*** PROVIDED RECORDS ***
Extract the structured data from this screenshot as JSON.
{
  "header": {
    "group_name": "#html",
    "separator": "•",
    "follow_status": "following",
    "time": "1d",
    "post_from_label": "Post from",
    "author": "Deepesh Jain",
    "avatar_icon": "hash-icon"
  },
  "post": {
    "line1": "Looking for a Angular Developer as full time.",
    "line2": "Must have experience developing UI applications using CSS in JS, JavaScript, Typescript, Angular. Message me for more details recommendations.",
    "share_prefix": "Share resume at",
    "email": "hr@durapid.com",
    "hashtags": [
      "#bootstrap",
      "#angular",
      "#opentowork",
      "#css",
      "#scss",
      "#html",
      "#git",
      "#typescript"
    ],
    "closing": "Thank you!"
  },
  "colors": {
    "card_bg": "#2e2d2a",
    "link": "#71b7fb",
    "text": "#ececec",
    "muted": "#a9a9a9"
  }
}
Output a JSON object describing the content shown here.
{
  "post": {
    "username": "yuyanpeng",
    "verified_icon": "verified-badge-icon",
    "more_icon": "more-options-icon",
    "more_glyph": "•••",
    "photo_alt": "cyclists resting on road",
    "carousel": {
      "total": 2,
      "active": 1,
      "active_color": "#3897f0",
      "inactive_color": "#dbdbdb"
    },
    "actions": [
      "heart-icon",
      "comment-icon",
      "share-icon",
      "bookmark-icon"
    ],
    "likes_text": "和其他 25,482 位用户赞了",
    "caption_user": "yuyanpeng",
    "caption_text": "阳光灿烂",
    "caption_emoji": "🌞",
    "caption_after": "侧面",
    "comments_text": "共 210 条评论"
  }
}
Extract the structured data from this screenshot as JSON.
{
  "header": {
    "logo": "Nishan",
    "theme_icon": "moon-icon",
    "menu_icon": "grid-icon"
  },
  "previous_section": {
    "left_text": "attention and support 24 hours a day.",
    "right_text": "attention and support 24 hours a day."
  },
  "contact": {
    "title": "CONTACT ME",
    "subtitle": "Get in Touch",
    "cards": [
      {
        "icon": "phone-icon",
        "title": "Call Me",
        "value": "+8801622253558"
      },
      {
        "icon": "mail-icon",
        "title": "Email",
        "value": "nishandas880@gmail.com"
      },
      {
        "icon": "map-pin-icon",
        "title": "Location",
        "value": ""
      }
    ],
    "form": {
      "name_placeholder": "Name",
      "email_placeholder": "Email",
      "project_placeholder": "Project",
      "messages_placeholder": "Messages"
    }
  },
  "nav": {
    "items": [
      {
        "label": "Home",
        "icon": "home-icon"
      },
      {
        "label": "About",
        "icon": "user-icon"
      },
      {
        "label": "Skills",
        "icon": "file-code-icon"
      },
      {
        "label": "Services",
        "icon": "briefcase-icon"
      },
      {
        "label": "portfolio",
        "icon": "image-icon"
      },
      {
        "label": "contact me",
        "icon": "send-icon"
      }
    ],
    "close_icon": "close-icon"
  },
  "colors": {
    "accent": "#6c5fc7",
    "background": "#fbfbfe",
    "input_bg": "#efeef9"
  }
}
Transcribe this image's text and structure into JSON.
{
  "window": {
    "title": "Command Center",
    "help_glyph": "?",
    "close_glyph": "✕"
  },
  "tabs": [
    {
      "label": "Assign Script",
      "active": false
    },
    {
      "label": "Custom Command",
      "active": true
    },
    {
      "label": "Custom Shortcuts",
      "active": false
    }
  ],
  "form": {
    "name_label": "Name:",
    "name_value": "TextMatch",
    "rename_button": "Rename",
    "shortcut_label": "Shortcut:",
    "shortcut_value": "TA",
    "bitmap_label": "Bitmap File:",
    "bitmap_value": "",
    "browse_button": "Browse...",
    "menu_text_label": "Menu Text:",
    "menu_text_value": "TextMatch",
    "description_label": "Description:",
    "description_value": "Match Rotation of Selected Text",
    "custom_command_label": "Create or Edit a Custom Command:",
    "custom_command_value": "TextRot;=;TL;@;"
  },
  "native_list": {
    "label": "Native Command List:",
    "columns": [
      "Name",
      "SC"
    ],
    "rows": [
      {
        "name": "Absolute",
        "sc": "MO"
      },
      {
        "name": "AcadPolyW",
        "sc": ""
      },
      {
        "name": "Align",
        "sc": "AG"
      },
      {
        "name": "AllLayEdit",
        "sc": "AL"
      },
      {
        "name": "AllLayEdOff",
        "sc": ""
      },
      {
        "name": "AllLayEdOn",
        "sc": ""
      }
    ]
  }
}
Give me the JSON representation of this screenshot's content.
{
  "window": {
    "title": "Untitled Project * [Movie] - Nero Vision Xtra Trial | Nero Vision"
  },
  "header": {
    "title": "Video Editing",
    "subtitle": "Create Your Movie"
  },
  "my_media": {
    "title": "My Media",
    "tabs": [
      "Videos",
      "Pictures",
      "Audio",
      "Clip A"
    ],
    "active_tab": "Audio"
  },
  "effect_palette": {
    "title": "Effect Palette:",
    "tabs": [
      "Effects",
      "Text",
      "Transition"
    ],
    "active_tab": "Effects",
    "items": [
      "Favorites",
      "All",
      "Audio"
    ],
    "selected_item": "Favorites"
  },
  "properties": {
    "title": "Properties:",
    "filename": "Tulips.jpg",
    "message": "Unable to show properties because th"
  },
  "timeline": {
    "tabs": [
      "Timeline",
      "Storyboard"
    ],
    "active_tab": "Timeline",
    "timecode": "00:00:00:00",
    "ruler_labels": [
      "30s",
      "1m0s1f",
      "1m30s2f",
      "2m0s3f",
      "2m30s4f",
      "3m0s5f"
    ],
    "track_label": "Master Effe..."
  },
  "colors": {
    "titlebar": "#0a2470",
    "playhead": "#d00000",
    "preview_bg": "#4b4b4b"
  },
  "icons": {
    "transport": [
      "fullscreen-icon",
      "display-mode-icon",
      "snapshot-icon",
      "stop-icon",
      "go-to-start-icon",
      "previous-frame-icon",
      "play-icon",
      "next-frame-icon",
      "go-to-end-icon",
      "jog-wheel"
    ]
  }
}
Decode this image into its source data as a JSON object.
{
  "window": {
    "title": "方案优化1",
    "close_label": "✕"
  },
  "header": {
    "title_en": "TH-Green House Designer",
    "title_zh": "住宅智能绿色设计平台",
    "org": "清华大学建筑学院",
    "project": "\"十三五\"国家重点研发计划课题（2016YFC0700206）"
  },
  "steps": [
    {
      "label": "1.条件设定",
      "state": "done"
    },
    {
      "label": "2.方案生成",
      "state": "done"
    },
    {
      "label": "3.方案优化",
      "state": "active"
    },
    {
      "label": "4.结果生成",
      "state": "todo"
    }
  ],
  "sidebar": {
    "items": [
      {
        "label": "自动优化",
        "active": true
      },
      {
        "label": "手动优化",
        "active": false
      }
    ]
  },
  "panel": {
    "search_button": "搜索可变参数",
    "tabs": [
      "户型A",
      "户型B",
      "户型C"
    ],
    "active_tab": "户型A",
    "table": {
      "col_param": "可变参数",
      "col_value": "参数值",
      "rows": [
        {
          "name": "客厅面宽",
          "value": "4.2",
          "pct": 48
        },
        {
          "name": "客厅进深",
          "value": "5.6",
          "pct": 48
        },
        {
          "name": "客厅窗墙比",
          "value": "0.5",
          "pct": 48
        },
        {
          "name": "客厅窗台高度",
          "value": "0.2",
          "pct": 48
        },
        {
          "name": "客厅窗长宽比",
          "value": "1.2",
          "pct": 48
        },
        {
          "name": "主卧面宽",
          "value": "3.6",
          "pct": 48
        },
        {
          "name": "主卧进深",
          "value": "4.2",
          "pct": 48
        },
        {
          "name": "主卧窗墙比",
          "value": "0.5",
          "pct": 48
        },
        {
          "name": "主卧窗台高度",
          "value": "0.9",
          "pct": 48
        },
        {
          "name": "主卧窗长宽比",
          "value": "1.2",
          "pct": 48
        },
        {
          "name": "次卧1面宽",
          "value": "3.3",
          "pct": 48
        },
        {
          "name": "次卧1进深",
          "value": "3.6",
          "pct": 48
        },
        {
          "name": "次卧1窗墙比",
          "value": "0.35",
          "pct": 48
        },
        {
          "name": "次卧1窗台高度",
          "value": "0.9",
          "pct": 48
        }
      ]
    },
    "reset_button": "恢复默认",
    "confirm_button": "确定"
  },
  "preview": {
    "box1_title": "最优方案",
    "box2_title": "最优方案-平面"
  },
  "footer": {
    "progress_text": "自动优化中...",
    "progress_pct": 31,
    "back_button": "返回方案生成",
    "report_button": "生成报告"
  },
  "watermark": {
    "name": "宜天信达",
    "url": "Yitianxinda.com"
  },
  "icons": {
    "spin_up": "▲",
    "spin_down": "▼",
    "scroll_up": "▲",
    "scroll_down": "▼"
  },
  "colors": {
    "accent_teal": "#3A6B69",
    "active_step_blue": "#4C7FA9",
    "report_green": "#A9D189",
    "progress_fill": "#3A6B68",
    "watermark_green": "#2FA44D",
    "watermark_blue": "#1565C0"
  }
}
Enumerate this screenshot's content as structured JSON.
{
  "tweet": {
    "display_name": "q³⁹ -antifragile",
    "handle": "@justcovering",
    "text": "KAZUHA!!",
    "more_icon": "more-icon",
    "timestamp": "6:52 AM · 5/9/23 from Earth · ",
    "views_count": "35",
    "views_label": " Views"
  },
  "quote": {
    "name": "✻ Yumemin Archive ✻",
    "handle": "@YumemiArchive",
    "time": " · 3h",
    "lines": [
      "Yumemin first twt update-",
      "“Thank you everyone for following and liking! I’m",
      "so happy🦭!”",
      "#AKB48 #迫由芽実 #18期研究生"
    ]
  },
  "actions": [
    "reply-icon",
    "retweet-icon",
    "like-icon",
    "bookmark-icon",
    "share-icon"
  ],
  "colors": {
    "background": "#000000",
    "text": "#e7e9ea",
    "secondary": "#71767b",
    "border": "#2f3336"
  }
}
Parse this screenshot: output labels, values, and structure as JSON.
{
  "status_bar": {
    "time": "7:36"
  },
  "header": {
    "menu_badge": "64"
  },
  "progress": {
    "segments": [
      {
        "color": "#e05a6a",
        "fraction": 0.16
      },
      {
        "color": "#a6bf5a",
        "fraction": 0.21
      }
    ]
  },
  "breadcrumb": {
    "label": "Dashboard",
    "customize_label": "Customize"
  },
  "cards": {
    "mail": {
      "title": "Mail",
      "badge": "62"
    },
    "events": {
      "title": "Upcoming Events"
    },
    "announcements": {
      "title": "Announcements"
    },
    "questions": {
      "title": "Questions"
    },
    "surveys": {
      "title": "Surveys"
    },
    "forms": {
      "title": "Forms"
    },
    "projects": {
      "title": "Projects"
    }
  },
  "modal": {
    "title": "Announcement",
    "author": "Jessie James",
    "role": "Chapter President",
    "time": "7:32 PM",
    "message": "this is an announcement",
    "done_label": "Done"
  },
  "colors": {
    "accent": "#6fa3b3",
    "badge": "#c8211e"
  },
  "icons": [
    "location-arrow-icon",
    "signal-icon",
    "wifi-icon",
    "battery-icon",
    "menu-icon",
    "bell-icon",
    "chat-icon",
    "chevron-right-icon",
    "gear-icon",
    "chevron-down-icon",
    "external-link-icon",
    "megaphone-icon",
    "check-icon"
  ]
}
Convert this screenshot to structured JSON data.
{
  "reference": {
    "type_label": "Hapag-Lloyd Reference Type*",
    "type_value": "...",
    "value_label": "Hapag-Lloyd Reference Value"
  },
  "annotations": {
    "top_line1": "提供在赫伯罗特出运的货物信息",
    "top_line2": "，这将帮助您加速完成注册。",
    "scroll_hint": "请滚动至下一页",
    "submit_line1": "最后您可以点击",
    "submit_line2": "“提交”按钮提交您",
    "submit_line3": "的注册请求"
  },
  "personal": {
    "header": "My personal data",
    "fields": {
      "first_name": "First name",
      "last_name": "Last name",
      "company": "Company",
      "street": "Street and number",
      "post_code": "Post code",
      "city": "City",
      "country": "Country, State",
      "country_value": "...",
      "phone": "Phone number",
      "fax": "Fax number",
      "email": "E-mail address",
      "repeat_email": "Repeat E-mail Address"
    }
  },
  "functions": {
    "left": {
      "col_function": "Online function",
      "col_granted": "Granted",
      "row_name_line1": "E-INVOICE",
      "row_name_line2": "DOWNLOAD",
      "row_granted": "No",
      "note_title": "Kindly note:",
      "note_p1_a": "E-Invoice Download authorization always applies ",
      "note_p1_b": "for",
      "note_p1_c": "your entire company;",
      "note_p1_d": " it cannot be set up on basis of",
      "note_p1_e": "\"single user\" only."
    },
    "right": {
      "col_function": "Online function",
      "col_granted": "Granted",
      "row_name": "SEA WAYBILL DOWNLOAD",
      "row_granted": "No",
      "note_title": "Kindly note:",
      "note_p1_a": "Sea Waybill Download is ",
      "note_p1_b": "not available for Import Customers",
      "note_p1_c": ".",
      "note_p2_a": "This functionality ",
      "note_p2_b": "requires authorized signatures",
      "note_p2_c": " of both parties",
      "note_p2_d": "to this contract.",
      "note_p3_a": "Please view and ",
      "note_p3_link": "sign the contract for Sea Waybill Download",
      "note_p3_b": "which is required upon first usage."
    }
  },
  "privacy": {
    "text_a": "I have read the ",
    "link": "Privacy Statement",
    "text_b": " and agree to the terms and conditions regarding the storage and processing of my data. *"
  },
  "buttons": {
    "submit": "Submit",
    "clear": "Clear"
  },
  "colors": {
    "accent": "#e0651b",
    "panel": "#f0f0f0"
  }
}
***
:: REQUIRED WORK ::
Of all the lines in the material above, how many contain the word "content"? Give only the count.

:: FULL SOLUTION ::
3